→ **Information provided**:
============
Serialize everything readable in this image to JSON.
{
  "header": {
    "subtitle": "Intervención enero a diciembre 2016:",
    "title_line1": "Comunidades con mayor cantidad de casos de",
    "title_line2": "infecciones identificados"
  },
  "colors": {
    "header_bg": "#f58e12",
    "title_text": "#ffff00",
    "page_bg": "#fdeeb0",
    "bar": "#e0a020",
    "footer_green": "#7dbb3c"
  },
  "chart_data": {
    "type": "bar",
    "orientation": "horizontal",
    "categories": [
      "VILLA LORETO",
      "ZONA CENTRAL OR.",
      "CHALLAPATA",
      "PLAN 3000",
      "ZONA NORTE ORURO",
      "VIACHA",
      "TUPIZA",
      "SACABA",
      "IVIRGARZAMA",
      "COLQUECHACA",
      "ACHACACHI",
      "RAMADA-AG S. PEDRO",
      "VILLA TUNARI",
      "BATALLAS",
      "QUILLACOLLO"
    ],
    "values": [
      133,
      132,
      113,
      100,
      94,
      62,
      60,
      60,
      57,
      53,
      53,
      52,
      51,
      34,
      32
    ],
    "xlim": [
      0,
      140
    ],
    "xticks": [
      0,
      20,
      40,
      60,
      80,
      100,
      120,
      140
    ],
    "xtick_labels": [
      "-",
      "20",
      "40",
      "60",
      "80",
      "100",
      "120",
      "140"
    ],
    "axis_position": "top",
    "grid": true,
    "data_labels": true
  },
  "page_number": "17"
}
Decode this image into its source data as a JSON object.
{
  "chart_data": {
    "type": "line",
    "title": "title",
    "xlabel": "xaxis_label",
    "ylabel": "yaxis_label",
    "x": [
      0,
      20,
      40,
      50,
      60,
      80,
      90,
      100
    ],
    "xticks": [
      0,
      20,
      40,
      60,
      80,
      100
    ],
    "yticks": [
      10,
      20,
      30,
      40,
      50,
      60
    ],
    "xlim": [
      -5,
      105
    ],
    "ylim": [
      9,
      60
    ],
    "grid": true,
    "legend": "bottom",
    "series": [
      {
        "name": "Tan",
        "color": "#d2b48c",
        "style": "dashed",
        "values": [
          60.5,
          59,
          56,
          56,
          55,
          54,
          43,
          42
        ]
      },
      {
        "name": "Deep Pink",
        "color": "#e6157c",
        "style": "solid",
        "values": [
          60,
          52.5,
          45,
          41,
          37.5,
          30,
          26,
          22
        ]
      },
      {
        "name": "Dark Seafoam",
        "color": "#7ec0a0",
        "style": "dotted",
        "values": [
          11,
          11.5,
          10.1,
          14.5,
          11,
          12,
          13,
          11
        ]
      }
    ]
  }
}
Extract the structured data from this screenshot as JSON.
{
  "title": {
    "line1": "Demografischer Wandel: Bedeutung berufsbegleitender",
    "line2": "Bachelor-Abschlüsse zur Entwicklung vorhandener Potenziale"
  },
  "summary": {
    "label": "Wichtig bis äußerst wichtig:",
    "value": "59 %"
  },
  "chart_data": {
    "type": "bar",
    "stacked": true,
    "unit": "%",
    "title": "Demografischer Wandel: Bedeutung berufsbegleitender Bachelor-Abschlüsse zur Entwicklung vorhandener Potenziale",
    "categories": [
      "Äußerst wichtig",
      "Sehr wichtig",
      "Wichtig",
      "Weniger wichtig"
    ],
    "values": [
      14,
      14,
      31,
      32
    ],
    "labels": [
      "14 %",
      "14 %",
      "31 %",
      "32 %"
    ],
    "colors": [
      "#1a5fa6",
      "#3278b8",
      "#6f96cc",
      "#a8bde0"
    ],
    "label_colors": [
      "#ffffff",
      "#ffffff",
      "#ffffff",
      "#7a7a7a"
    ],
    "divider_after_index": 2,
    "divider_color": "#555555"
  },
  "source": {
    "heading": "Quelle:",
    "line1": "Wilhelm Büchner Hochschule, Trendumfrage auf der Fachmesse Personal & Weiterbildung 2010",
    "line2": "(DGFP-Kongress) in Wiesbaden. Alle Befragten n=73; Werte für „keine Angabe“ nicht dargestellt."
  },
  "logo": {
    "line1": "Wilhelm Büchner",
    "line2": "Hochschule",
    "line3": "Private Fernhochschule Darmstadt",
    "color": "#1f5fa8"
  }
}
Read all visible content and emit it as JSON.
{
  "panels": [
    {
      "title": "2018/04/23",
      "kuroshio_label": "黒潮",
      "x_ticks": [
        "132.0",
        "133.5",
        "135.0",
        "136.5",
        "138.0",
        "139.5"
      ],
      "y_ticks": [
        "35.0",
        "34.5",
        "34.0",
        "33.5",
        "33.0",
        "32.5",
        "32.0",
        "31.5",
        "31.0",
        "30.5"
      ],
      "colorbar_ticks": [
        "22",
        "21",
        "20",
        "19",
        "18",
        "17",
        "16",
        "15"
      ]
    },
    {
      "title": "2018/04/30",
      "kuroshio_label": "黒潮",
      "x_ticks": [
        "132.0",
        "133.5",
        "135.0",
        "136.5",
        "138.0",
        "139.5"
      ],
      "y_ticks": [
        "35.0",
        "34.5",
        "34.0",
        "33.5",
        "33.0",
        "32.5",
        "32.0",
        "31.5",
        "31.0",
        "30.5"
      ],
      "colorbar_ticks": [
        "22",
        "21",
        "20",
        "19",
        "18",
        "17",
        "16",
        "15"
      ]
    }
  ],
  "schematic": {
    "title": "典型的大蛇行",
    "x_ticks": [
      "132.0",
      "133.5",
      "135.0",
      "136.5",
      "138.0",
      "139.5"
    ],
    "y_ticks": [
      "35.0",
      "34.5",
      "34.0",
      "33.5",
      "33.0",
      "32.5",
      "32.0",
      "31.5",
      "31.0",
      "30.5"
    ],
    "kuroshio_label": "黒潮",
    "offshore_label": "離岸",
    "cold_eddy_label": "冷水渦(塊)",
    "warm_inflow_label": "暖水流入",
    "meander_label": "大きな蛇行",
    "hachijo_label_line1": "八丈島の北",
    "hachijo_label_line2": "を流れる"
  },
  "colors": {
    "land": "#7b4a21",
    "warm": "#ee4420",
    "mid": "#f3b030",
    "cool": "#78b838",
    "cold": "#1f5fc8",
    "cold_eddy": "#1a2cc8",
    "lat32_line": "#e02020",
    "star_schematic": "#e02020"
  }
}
============
→ **Work instructions**:
Return only the number of lines in the preceding records that contain the string "Wilhelm".

→ **Result**:
2